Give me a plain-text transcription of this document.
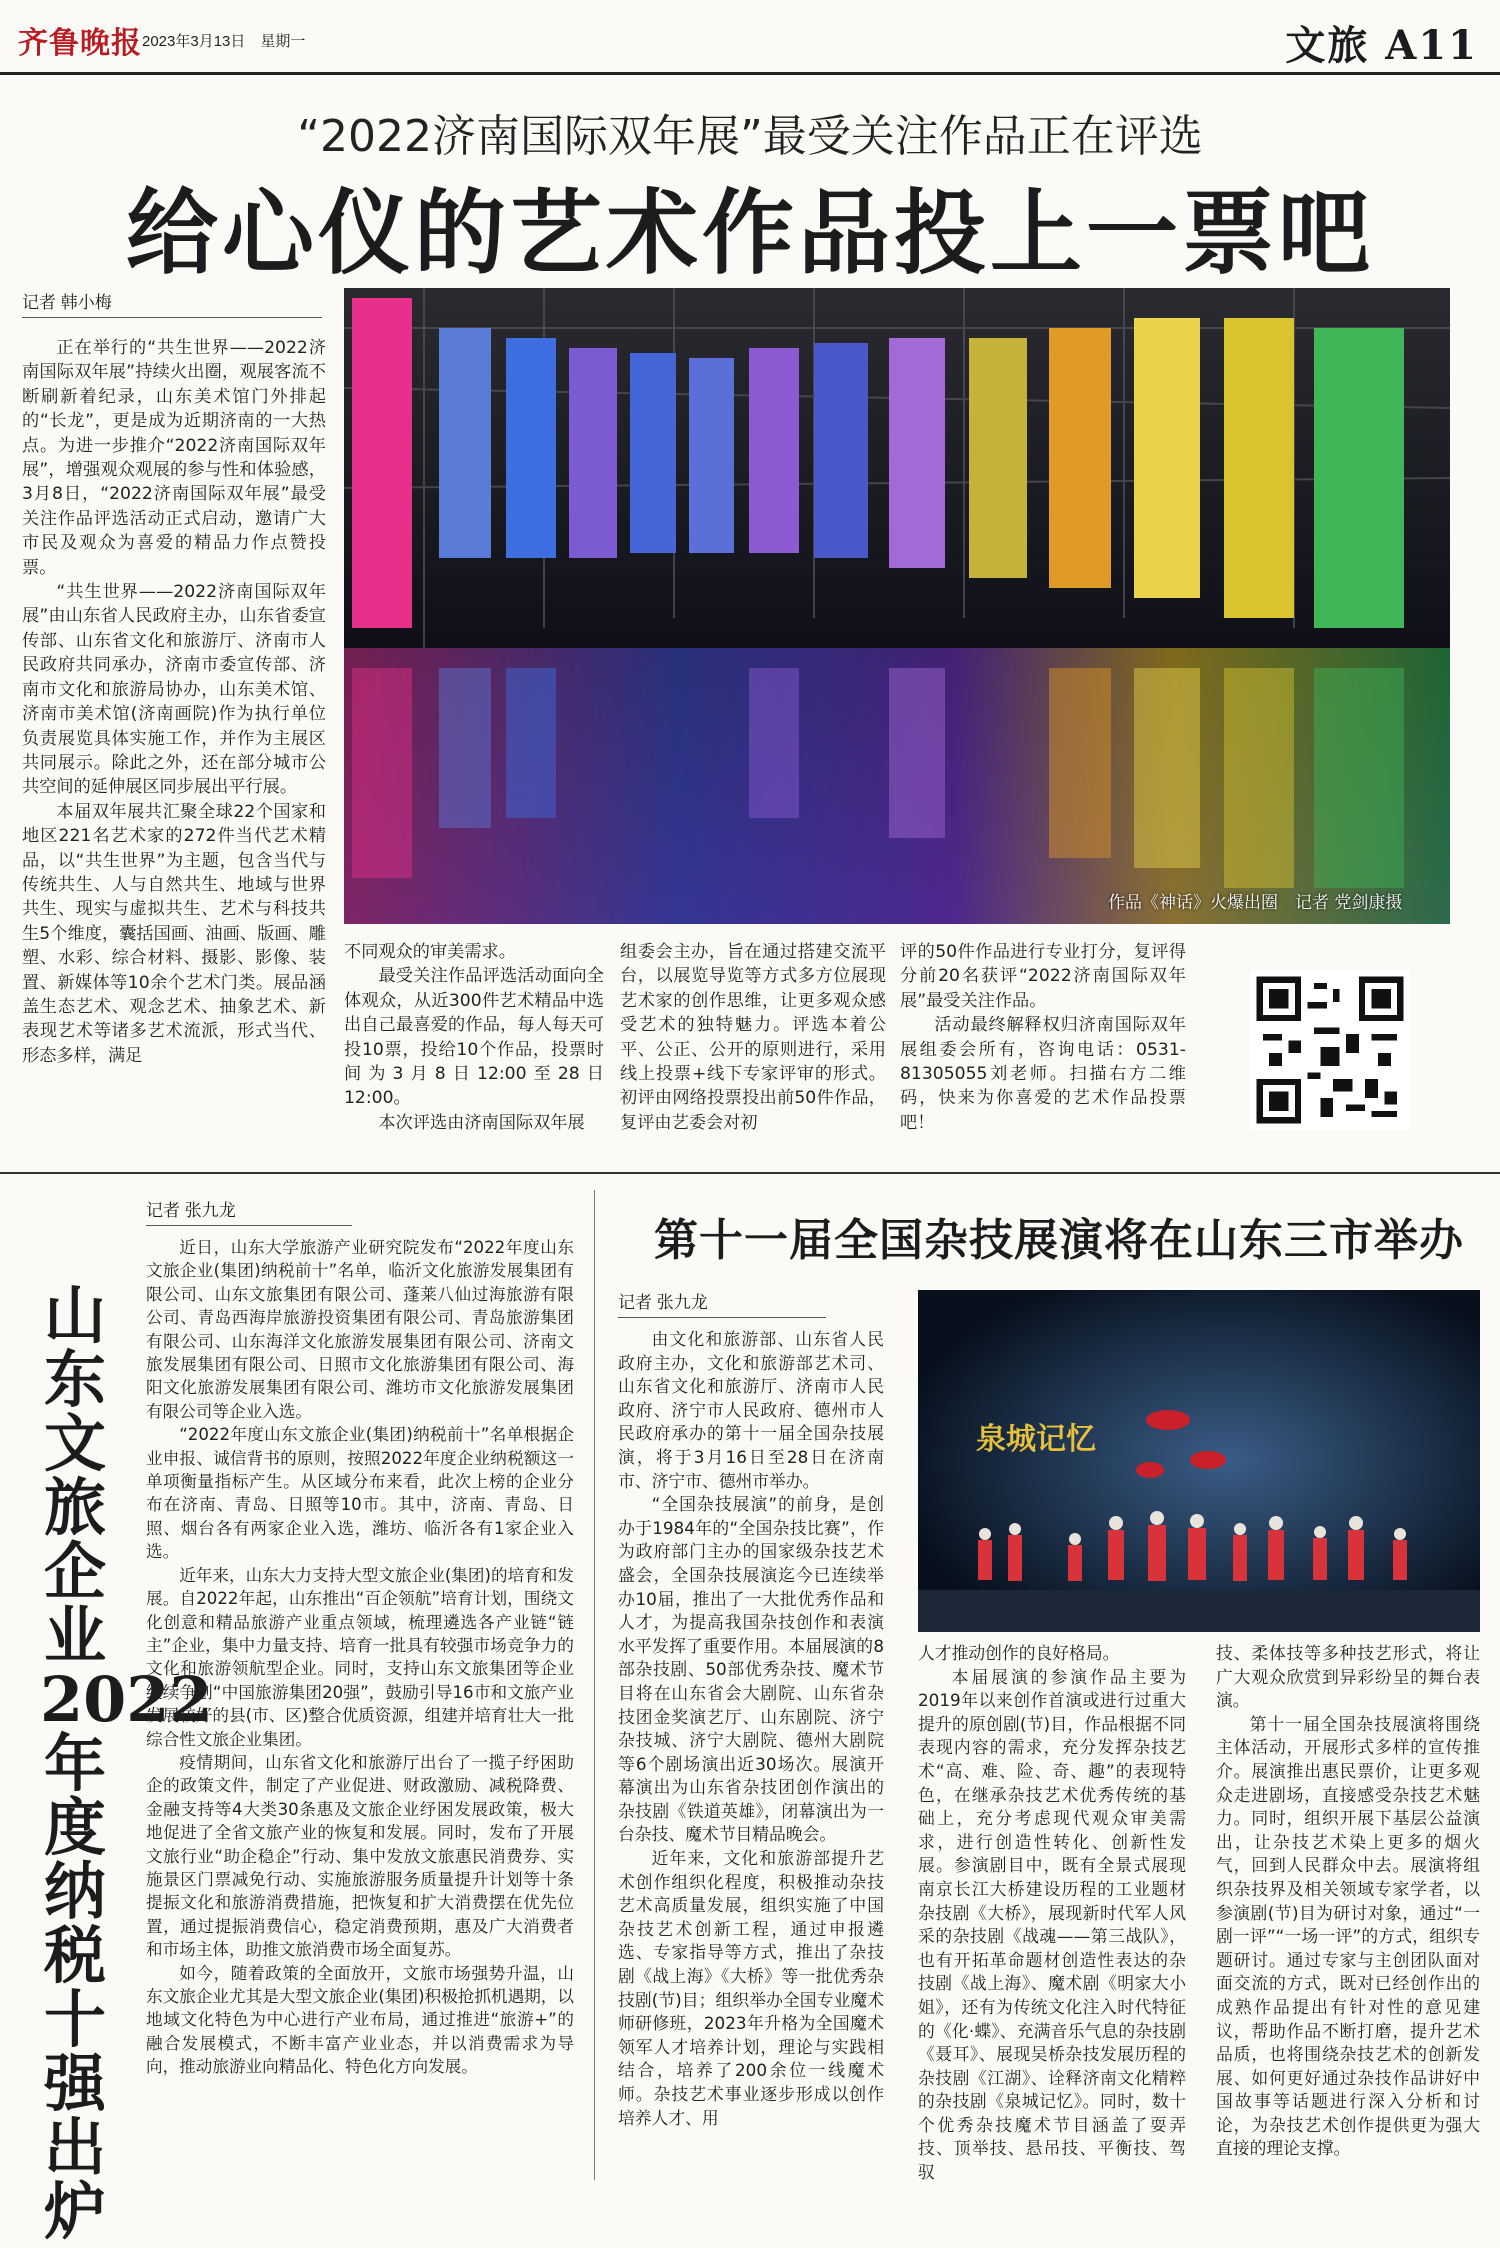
齐鲁晚报 2023年3月13日　 星期一	文旅 A11
“2022济南国际双年展”最受关注作品正在评选
给心仪的艺术作品投上一票吧
记者 韩小梅

正在举行的“共生世界——2022济南国际双年展”持续火出圈，观展客流不断刷新着纪录，山东美术馆门外排起的“长龙”，更是成为近期济南的一大热点。为进一步推介“2022济南国际双年展”，增强观众观展的参与性和体验感，3月8日，“2022济南国际双年展”最受关注作品评选活动正式启动，邀请广大市民及观众为喜爱的精品力作点赞投票。

“共生世界——2022济南国际双年展”由山东省人民政府主办，山东省委宣传部、山东省文化和旅游厅、济南市人民政府共同承办，济南市委宣传部、济南市文化和旅游局协办，山东美术馆、济南市美术馆(济南画院)作为执行单位负责展览具体实施工作，并作为主展区共同展示。除此之外，还在部分城市公共空间的延伸展区同步展出平行展。

本届双年展共汇聚全球22个国家和地区221名艺术家的272件当代艺术精品，以“共生世界”为主题，包含当代与传统共生、人与自然共生、地域与世界共生、现实与虚拟共生、艺术与科技共生5个维度，囊括国画、油画、版画、雕塑、水彩、综合材料、摄影、影像、装置、新媒体等10余个艺术门类。展品涵盖生态艺术、观念艺术、抽象艺术、新表现艺术等诸多艺术流派，形式当代、形态多样，满足

作品《神话》火爆出圈　记者 党剑康摄

不同观众的审美需求。

最受关注作品评选活动面向全体观众，从近300件艺术精品中选出自己最喜爱的作品，每人每天可投10票，投给10个作品，投票时间为3月8日12:00至28日12:00。

本次评选由济南国际双年展

组委会主办，旨在通过搭建交流平台，以展览导览等方式多方位展现艺术家的创作思维，让更多观众感受艺术的独特魅力。评选本着公平、公正、公开的原则进行，采用线上投票+线下专家评审的形式。初评由网络投票投出前50件作品，复评由艺委会对初

评的50件作品进行专业打分，复评得分前20名获评“2022济南国际双年展”最受关注作品。

活动最终解释权归济南国际双年展组委会所有，咨询电话：0531-81305055刘老师。扫描右方二维码，快来为你喜爱的艺术作品投票吧！

山东文旅企业2022年度纳税十强出炉
记者 张九龙

近日，山东大学旅游产业研究院发布“2022年度山东文旅企业(集团)纳税前十”名单，临沂文化旅游发展集团有限公司、山东文旅集团有限公司、蓬莱八仙过海旅游有限公司、青岛西海岸旅游投资集团有限公司、青岛旅游集团有限公司、山东海洋文化旅游发展集团有限公司、济南文旅发展集团有限公司、日照市文化旅游集团有限公司、海阳文化旅游发展集团有限公司、潍坊市文化旅游发展集团有限公司等企业入选。

“2022年度山东文旅企业(集团)纳税前十”名单根据企业申报、诚信背书的原则，按照2022年度企业纳税额这一单项衡量指标产生。从区域分布来看，此次上榜的企业分布在济南、青岛、日照等10市。其中，济南、青岛、日照、烟台各有两家企业入选，潍坊、临沂各有1家企业入选。

近年来，山东大力支持大型文旅企业(集团)的培育和发展。自2022年起，山东推出“百企领航”培育计划，围绕文化创意和精品旅游产业重点领域，梳理遴选各产业链“链主”企业，集中力量支持、培育一批具有较强市场竞争力的文化和旅游领航型企业。同时，支持山东文旅集团等企业继续争创“中国旅游集团20强”，鼓励引导16市和文旅产业发展较好的县(市、区)整合优质资源，组建并培育壮大一批综合性文旅企业集团。

疫情期间，山东省文化和旅游厅出台了一揽子纾困助企的政策文件，制定了产业促进、财政激励、减税降费、金融支持等4大类30条惠及文旅企业纾困发展政策，极大地促进了全省文旅产业的恢复和发展。同时，发布了开展文旅行业“助企稳企”行动、集中发放文旅惠民消费券、实施景区门票减免行动、实施旅游服务质量提升计划等十条提振文化和旅游消费措施，把恢复和扩大消费摆在优先位置，通过提振消费信心，稳定消费预期，惠及广大消费者和市场主体，助推文旅消费市场全面复苏。

如今，随着政策的全面放开，文旅市场强势升温，山东文旅企业尤其是大型文旅企业(集团)积极抢抓机遇期，以地域文化特色为中心进行产业布局，通过推进“旅游+”的融合发展模式，不断丰富产业业态，并以消费需求为导向，推动旅游业向精品化、特色化方向发展。

第十一届全国杂技展演将在山东三市举办
记者 张九龙
泉城记忆

由文化和旅游部、山东省人民政府主办，文化和旅游部艺术司、山东省文化和旅游厅、济南市人民政府、济宁市人民政府、德州市人民政府承办的第十一届全国杂技展演，将于3月16日至28日在济南市、济宁市、德州市举办。

“全国杂技展演”的前身，是创办于1984年的“全国杂技比赛”，作为政府部门主办的国家级杂技艺术盛会，全国杂技展演迄今已连续举办10届，推出了一大批优秀作品和人才，为提高我国杂技创作和表演水平发挥了重要作用。本届展演的8部杂技剧、50部优秀杂技、魔术节目将在山东省会大剧院、山东省杂技团金奖演艺厅、山东剧院、济宁杂技城、济宁大剧院、德州大剧院等6个剧场演出近30场次。展演开幕演出为山东省杂技团创作演出的杂技剧《铁道英雄》，闭幕演出为一台杂技、魔术节目精品晚会。

近年来，文化和旅游部提升艺术创作组织化程度，积极推动杂技艺术高质量发展，组织实施了中国杂技艺术创新工程，通过申报遴选、专家指导等方式，推出了杂技剧《战上海》《大桥》等一批优秀杂技剧(节)目；组织举办全国专业魔术师研修班，2023年升格为全国魔术领军人才培养计划，理论与实践相结合，培养了200余位一线魔术师。杂技艺术事业逐步形成以创作培养人才、用

人才推动创作的良好格局。

本届展演的参演作品主要为2019年以来创作首演或进行过重大提升的原创剧(节)目，作品根据不同表现内容的需求，充分发挥杂技艺术“高、难、险、奇、趣”的表现特色，在继承杂技艺术优秀传统的基础上，充分考虑现代观众审美需求，进行创造性转化、创新性发展。参演剧目中，既有全景式展现南京长江大桥建设历程的工业题材杂技剧《大桥》，展现新时代军人风采的杂技剧《战魂——第三战队》，也有开拓革命题材创造性表达的杂技剧《战上海》、魔术剧《明家大小姐》，还有为传统文化注入时代特征的《化·蝶》、充满音乐气息的杂技剧《聂耳》、展现吴桥杂技发展历程的杂技剧《江湖》、诠释济南文化精粹的杂技剧《泉城记忆》。同时，数十个优秀杂技魔术节目涵盖了耍弄技、顶举技、悬吊技、平衡技、驾驭

技、柔体技等多种技艺形式，将让广大观众欣赏到异彩纷呈的舞台表演。

第十一届全国杂技展演将围绕主体活动，开展形式多样的宣传推介。展演推出惠民票价，让更多观众走进剧场，直接感受杂技艺术魅力。同时，组织开展下基层公益演出，让杂技艺术染上更多的烟火气，回到人民群众中去。展演将组织杂技界及相关领域专家学者，以参演剧(节)目为研讨对象，通过“一剧一评”“一场一评”的方式，组织专题研讨。通过专家与主创团队面对面交流的方式，既对已经创作出的成熟作品提出有针对性的意见建议，帮助作品不断打磨，提升艺术品质，也将围绕杂技艺术的创新发展、如何更好通过杂技作品讲好中国故事等话题进行深入分析和讨论，为杂技艺术创作提供更为强大直接的理论支撑。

§ **Task prompt**
Make a verbatim copy of all the entries and strip out the pictures.

§ **Complete response**
Give me a plain-text transcription of this document.
齐鲁晚报 2023年3月13日　 星期一	文旅 A11
“2022济南国际双年展”最受关注作品正在评选
给心仪的艺术作品投上一票吧
记者 韩小梅

正在举行的“共生世界——2022济南国际双年展”持续火出圈，观展客流不断刷新着纪录，山东美术馆门外排起的“长龙”，更是成为近期济南的一大热点。为进一步推介“2022济南国际双年展”，增强观众观展的参与性和体验感，3月8日，“2022济南国际双年展”最受关注作品评选活动正式启动，邀请广大市民及观众为喜爱的精品力作点赞投票。

“共生世界——2022济南国际双年展”由山东省人民政府主办，山东省委宣传部、山东省文化和旅游厅、济南市人民政府共同承办，济南市委宣传部、济南市文化和旅游局协办，山东美术馆、济南市美术馆(济南画院)作为执行单位负责展览具体实施工作，并作为主展区共同展示。除此之外，还在部分城市公共空间的延伸展区同步展出平行展。

本届双年展共汇聚全球22个国家和地区221名艺术家的272件当代艺术精品，以“共生世界”为主题，包含当代与传统共生、人与自然共生、地域与世界共生、现实与虚拟共生、艺术与科技共生5个维度，囊括国画、油画、版画、雕塑、水彩、综合材料、摄影、影像、装置、新媒体等10余个艺术门类。展品涵盖生态艺术、观念艺术、抽象艺术、新表现艺术等诸多艺术流派，形式当代、形态多样，满足

作品《神话》火爆出圈　记者 党剑康摄

不同观众的审美需求。

最受关注作品评选活动面向全体观众，从近300件艺术精品中选出自己最喜爱的作品，每人每天可投10票，投给10个作品，投票时间为3月8日12:00至28日12:00。

本次评选由济南国际双年展

组委会主办，旨在通过搭建交流平台，以展览导览等方式多方位展现艺术家的创作思维，让更多观众感受艺术的独特魅力。评选本着公平、公正、公开的原则进行，采用线上投票+线下专家评审的形式。初评由网络投票投出前50件作品，复评由艺委会对初

评的50件作品进行专业打分，复评得分前20名获评“2022济南国际双年展”最受关注作品。

活动最终解释权归济南国际双年展组委会所有，咨询电话：0531-81305055刘老师。扫描右方二维码，快来为你喜爱的艺术作品投票吧！

山东文旅企业2022年度纳税十强出炉
记者 张九龙

近日，山东大学旅游产业研究院发布“2022年度山东文旅企业(集团)纳税前十”名单，临沂文化旅游发展集团有限公司、山东文旅集团有限公司、蓬莱八仙过海旅游有限公司、青岛西海岸旅游投资集团有限公司、青岛旅游集团有限公司、山东海洋文化旅游发展集团有限公司、济南文旅发展集团有限公司、日照市文化旅游集团有限公司、海阳文化旅游发展集团有限公司、潍坊市文化旅游发展集团有限公司等企业入选。

“2022年度山东文旅企业(集团)纳税前十”名单根据企业申报、诚信背书的原则，按照2022年度企业纳税额这一单项衡量指标产生。从区域分布来看，此次上榜的企业分布在济南、青岛、日照等10市。其中，济南、青岛、日照、烟台各有两家企业入选，潍坊、临沂各有1家企业入选。

近年来，山东大力支持大型文旅企业(集团)的培育和发展。自2022年起，山东推出“百企领航”培育计划，围绕文化创意和精品旅游产业重点领域，梳理遴选各产业链“链主”企业，集中力量支持、培育一批具有较强市场竞争力的文化和旅游领航型企业。同时，支持山东文旅集团等企业继续争创“中国旅游集团20强”，鼓励引导16市和文旅产业发展较好的县(市、区)整合优质资源，组建并培育壮大一批综合性文旅企业集团。

疫情期间，山东省文化和旅游厅出台了一揽子纾困助企的政策文件，制定了产业促进、财政激励、减税降费、金融支持等4大类30条惠及文旅企业纾困发展政策，极大地促进了全省文旅产业的恢复和发展。同时，发布了开展文旅行业“助企稳企”行动、集中发放文旅惠民消费券、实施景区门票减免行动、实施旅游服务质量提升计划等十条提振文化和旅游消费措施，把恢复和扩大消费摆在优先位置，通过提振消费信心，稳定消费预期，惠及广大消费者和市场主体，助推文旅消费市场全面复苏。

如今，随着政策的全面放开，文旅市场强势升温，山东文旅企业尤其是大型文旅企业(集团)积极抢抓机遇期，以地域文化特色为中心进行产业布局，通过推进“旅游+”的融合发展模式，不断丰富产业业态，并以消费需求为导向，推动旅游业向精品化、特色化方向发展。

第十一届全国杂技展演将在山东三市举办
记者 张九龙
泉城记忆

由文化和旅游部、山东省人民政府主办，文化和旅游部艺术司、山东省文化和旅游厅、济南市人民政府、济宁市人民政府、德州市人民政府承办的第十一届全国杂技展演，将于3月16日至28日在济南市、济宁市、德州市举办。

“全国杂技展演”的前身，是创办于1984年的“全国杂技比赛”，作为政府部门主办的国家级杂技艺术盛会，全国杂技展演迄今已连续举办10届，推出了一大批优秀作品和人才，为提高我国杂技创作和表演水平发挥了重要作用。本届展演的8部杂技剧、50部优秀杂技、魔术节目将在山东省会大剧院、山东省杂技团金奖演艺厅、山东剧院、济宁杂技城、济宁大剧院、德州大剧院等6个剧场演出近30场次。展演开幕演出为山东省杂技团创作演出的杂技剧《铁道英雄》，闭幕演出为一台杂技、魔术节目精品晚会。

近年来，文化和旅游部提升艺术创作组织化程度，积极推动杂技艺术高质量发展，组织实施了中国杂技艺术创新工程，通过申报遴选、专家指导等方式，推出了杂技剧《战上海》《大桥》等一批优秀杂技剧(节)目；组织举办全国专业魔术师研修班，2023年升格为全国魔术领军人才培养计划，理论与实践相结合，培养了200余位一线魔术师。杂技艺术事业逐步形成以创作培养人才、用

人才推动创作的良好格局。

本届展演的参演作品主要为2019年以来创作首演或进行过重大提升的原创剧(节)目，作品根据不同表现内容的需求，充分发挥杂技艺术“高、难、险、奇、趣”的表现特色，在继承杂技艺术优秀传统的基础上，充分考虑现代观众审美需求，进行创造性转化、创新性发展。参演剧目中，既有全景式展现南京长江大桥建设历程的工业题材杂技剧《大桥》，展现新时代军人风采的杂技剧《战魂——第三战队》，也有开拓革命题材创造性表达的杂技剧《战上海》、魔术剧《明家大小姐》，还有为传统文化注入时代特征的《化·蝶》、充满音乐气息的杂技剧《聂耳》、展现吴桥杂技发展历程的杂技剧《江湖》、诠释济南文化精粹的杂技剧《泉城记忆》。同时，数十个优秀杂技魔术节目涵盖了耍弄技、顶举技、悬吊技、平衡技、驾驭

技、柔体技等多种技艺形式，将让广大观众欣赏到异彩纷呈的舞台表演。

第十一届全国杂技展演将围绕主体活动，开展形式多样的宣传推介。展演推出惠民票价，让更多观众走进剧场，直接感受杂技艺术魅力。同时，组织开展下基层公益演出，让杂技艺术染上更多的烟火气，回到人民群众中去。展演将组织杂技界及相关领域专家学者，以参演剧(节)目为研讨对象，通过“一剧一评”“一场一评”的方式，组织专题研讨。通过专家与主创团队面对面交流的方式，既对已经创作出的成熟作品提出有针对性的意见建议，帮助作品不断打磨，提升艺术品质，也将围绕杂技艺术的创新发展、如何更好通过杂技作品讲好中国故事等话题进行深入分析和讨论，为杂技艺术创作提供更为强大直接的理论支撑。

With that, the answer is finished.